*Instructions for the task*: All of the data below must be repeated exactly.

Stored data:
______

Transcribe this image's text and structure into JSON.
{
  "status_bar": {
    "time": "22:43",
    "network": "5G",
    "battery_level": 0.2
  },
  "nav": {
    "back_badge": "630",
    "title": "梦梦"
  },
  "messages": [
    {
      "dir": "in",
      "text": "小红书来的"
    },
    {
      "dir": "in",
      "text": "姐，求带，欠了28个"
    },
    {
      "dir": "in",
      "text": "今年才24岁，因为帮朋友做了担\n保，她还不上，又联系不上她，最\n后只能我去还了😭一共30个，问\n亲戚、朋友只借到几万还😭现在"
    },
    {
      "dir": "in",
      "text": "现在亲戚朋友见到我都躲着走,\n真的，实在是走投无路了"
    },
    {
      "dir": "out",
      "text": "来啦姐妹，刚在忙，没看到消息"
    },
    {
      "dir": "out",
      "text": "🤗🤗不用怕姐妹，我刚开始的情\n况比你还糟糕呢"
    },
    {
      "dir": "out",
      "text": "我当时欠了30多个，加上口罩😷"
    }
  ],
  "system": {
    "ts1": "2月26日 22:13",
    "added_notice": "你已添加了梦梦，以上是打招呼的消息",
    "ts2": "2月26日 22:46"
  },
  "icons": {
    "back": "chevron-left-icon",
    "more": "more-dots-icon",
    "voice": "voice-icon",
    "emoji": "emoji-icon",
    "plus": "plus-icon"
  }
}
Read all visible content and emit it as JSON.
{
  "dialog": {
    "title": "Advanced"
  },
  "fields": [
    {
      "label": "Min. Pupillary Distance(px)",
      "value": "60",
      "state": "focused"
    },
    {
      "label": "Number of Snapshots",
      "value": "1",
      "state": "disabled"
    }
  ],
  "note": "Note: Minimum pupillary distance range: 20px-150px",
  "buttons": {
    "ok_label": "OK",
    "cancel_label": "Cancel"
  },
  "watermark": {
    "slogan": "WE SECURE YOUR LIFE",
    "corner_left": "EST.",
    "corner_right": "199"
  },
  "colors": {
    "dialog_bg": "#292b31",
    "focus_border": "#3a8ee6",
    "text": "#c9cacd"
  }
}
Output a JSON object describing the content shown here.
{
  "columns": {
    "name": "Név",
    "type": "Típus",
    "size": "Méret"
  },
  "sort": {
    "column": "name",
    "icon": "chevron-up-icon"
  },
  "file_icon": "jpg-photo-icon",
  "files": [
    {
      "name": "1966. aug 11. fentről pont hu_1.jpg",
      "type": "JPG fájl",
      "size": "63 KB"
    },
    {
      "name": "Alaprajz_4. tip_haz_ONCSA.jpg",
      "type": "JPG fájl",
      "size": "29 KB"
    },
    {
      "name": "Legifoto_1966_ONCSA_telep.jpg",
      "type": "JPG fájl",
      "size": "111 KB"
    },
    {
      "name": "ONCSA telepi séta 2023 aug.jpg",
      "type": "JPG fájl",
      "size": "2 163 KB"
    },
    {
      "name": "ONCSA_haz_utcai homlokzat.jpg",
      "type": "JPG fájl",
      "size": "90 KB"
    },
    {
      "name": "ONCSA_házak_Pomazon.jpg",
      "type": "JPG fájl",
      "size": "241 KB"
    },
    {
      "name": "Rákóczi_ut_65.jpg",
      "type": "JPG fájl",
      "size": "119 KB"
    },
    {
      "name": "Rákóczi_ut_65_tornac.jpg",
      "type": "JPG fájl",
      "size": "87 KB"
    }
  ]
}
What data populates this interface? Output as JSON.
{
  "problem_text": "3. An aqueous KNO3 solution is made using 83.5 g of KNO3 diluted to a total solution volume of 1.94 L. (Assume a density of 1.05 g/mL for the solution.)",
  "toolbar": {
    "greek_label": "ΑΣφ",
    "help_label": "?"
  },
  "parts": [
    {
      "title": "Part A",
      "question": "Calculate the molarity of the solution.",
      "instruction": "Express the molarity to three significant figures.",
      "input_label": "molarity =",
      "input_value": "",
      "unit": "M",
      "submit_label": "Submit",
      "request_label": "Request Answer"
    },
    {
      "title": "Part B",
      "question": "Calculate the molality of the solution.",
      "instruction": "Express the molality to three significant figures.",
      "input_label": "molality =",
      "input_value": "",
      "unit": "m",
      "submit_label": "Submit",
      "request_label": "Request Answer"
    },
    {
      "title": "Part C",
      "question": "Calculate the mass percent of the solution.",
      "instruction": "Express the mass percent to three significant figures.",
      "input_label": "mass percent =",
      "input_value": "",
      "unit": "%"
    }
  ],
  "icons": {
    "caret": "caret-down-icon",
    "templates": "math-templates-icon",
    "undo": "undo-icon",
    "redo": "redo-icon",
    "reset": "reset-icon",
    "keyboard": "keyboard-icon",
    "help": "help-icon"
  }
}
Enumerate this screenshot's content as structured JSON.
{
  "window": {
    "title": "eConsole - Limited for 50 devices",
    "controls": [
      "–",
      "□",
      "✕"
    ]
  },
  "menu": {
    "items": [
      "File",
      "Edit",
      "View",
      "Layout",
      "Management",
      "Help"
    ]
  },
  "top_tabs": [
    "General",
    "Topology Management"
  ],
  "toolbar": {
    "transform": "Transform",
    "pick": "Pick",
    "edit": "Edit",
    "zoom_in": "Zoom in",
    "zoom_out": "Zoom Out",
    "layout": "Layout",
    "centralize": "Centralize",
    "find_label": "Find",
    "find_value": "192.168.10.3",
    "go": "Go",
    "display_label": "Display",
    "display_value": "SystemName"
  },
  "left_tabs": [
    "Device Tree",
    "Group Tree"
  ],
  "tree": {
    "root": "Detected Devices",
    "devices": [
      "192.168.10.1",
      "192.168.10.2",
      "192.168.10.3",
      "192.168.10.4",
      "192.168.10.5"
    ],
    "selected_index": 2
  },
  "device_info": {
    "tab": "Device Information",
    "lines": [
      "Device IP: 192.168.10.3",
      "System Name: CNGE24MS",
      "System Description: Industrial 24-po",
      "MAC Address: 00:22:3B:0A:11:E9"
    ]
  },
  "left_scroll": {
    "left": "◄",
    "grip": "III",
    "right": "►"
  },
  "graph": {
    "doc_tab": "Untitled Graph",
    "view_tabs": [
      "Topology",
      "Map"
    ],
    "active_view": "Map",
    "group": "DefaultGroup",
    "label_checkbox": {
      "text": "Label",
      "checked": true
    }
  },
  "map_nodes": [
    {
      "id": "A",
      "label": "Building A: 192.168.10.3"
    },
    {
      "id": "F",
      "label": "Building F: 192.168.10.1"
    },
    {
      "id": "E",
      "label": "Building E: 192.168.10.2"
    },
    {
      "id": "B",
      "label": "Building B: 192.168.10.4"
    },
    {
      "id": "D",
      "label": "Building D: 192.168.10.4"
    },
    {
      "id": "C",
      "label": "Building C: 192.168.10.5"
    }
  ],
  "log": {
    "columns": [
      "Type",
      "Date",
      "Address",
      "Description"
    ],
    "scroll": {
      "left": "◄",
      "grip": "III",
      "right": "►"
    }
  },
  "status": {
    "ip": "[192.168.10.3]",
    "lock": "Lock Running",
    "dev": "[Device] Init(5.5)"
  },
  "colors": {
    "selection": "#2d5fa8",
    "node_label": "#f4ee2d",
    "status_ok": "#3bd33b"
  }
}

______

*Result*:
Transcribe this image's text and structure into JSON.
{
  "status_bar": {
    "time": "22:43",
    "network": "5G",
    "battery_level": 0.2
  },
  "nav": {
    "back_badge": "630",
    "title": "梦梦"
  },
  "messages": [
    {
      "dir": "in",
      "text": "小红书来的"
    },
    {
      "dir": "in",
      "text": "姐，求带，欠了28个"
    },
    {
      "dir": "in",
      "text": "今年才24岁，因为帮朋友做了担\n保，她还不上，又联系不上她，最\n后只能我去还了😭一共30个，问\n亲戚、朋友只借到几万还😭现在"
    },
    {
      "dir": "in",
      "text": "现在亲戚朋友见到我都躲着走,\n真的，实在是走投无路了"
    },
    {
      "dir": "out",
      "text": "来啦姐妹，刚在忙，没看到消息"
    },
    {
      "dir": "out",
      "text": "🤗🤗不用怕姐妹，我刚开始的情\n况比你还糟糕呢"
    },
    {
      "dir": "out",
      "text": "我当时欠了30多个，加上口罩😷"
    }
  ],
  "system": {
    "ts1": "2月26日 22:13",
    "added_notice": "你已添加了梦梦，以上是打招呼的消息",
    "ts2": "2月26日 22:46"
  },
  "icons": {
    "back": "chevron-left-icon",
    "more": "more-dots-icon",
    "voice": "voice-icon",
    "emoji": "emoji-icon",
    "plus": "plus-icon"
  }
}
Read all visible content and emit it as JSON.
{
  "dialog": {
    "title": "Advanced"
  },
  "fields": [
    {
      "label": "Min. Pupillary Distance(px)",
      "value": "60",
      "state": "focused"
    },
    {
      "label": "Number of Snapshots",
      "value": "1",
      "state": "disabled"
    }
  ],
  "note": "Note: Minimum pupillary distance range: 20px-150px",
  "buttons": {
    "ok_label": "OK",
    "cancel_label": "Cancel"
  },
  "watermark": {
    "slogan": "WE SECURE YOUR LIFE",
    "corner_left": "EST.",
    "corner_right": "199"
  },
  "colors": {
    "dialog_bg": "#292b31",
    "focus_border": "#3a8ee6",
    "text": "#c9cacd"
  }
}
Output a JSON object describing the content shown here.
{
  "columns": {
    "name": "Név",
    "type": "Típus",
    "size": "Méret"
  },
  "sort": {
    "column": "name",
    "icon": "chevron-up-icon"
  },
  "file_icon": "jpg-photo-icon",
  "files": [
    {
      "name": "1966. aug 11. fentről pont hu_1.jpg",
      "type": "JPG fájl",
      "size": "63 KB"
    },
    {
      "name": "Alaprajz_4. tip_haz_ONCSA.jpg",
      "type": "JPG fájl",
      "size": "29 KB"
    },
    {
      "name": "Legifoto_1966_ONCSA_telep.jpg",
      "type": "JPG fájl",
      "size": "111 KB"
    },
    {
      "name": "ONCSA telepi séta 2023 aug.jpg",
      "type": "JPG fájl",
      "size": "2 163 KB"
    },
    {
      "name": "ONCSA_haz_utcai homlokzat.jpg",
      "type": "JPG fájl",
      "size": "90 KB"
    },
    {
      "name": "ONCSA_házak_Pomazon.jpg",
      "type": "JPG fájl",
      "size": "241 KB"
    },
    {
      "name": "Rákóczi_ut_65.jpg",
      "type": "JPG fájl",
      "size": "119 KB"
    },
    {
      "name": "Rákóczi_ut_65_tornac.jpg",
      "type": "JPG fájl",
      "size": "87 KB"
    }
  ]
}
What data populates this interface? Output as JSON.
{
  "problem_text": "3. An aqueous KNO3 solution is made using 83.5 g of KNO3 diluted to a total solution volume of 1.94 L. (Assume a density of 1.05 g/mL for the solution.)",
  "toolbar": {
    "greek_label": "ΑΣφ",
    "help_label": "?"
  },
  "parts": [
    {
      "title": "Part A",
      "question": "Calculate the molarity of the solution.",
      "instruction": "Express the molarity to three significant figures.",
      "input_label": "molarity =",
      "input_value": "",
      "unit": "M",
      "submit_label": "Submit",
      "request_label": "Request Answer"
    },
    {
      "title": "Part B",
      "question": "Calculate the molality of the solution.",
      "instruction": "Express the molality to three significant figures.",
      "input_label": "molality =",
      "input_value": "",
      "unit": "m",
      "submit_label": "Submit",
      "request_label": "Request Answer"
    },
    {
      "title": "Part C",
      "question": "Calculate the mass percent of the solution.",
      "instruction": "Express the mass percent to three significant figures.",
      "input_label": "mass percent =",
      "input_value": "",
      "unit": "%"
    }
  ],
  "icons": {
    "caret": "caret-down-icon",
    "templates": "math-templates-icon",
    "undo": "undo-icon",
    "redo": "redo-icon",
    "reset": "reset-icon",
    "keyboard": "keyboard-icon",
    "help": "help-icon"
  }
}
Enumerate this screenshot's content as structured JSON.
{
  "window": {
    "title": "eConsole - Limited for 50 devices",
    "controls": [
      "–",
      "□",
      "✕"
    ]
  },
  "menu": {
    "items": [
      "File",
      "Edit",
      "View",
      "Layout",
      "Management",
      "Help"
    ]
  },
  "top_tabs": [
    "General",
    "Topology Management"
  ],
  "toolbar": {
    "transform": "Transform",
    "pick": "Pick",
    "edit": "Edit",
    "zoom_in": "Zoom in",
    "zoom_out": "Zoom Out",
    "layout": "Layout",
    "centralize": "Centralize",
    "find_label": "Find",
    "find_value": "192.168.10.3",
    "go": "Go",
    "display_label": "Display",
    "display_value": "SystemName"
  },
  "left_tabs": [
    "Device Tree",
    "Group Tree"
  ],
  "tree": {
    "root": "Detected Devices",
    "devices": [
      "192.168.10.1",
      "192.168.10.2",
      "192.168.10.3",
      "192.168.10.4",
      "192.168.10.5"
    ],
    "selected_index": 2
  },
  "device_info": {
    "tab": "Device Information",
    "lines": [
      "Device IP: 192.168.10.3",
      "System Name: CNGE24MS",
      "System Description: Industrial 24-po",
      "MAC Address: 00:22:3B:0A:11:E9"
    ]
  },
  "left_scroll": {
    "left": "◄",
    "grip": "III",
    "right": "►"
  },
  "graph": {
    "doc_tab": "Untitled Graph",
    "view_tabs": [
      "Topology",
      "Map"
    ],
    "active_view": "Map",
    "group": "DefaultGroup",
    "label_checkbox": {
      "text": "Label",
      "checked": true
    }
  },
  "map_nodes": [
    {
      "id": "A",
      "label": "Building A: 192.168.10.3"
    },
    {
      "id": "F",
      "label": "Building F: 192.168.10.1"
    },
    {
      "id": "E",
      "label": "Building E: 192.168.10.2"
    },
    {
      "id": "B",
      "label": "Building B: 192.168.10.4"
    },
    {
      "id": "D",
      "label": "Building D: 192.168.10.4"
    },
    {
      "id": "C",
      "label": "Building C: 192.168.10.5"
    }
  ],
  "log": {
    "columns": [
      "Type",
      "Date",
      "Address",
      "Description"
    ],
    "scroll": {
      "left": "◄",
      "grip": "III",
      "right": "►"
    }
  },
  "status": {
    "ip": "[192.168.10.3]",
    "lock": "Lock Running",
    "dev": "[Device] Init(5.5)"
  },
  "colors": {
    "selection": "#2d5fa8",
    "node_label": "#f4ee2d",
    "status_ok": "#3bd33b"
  }
}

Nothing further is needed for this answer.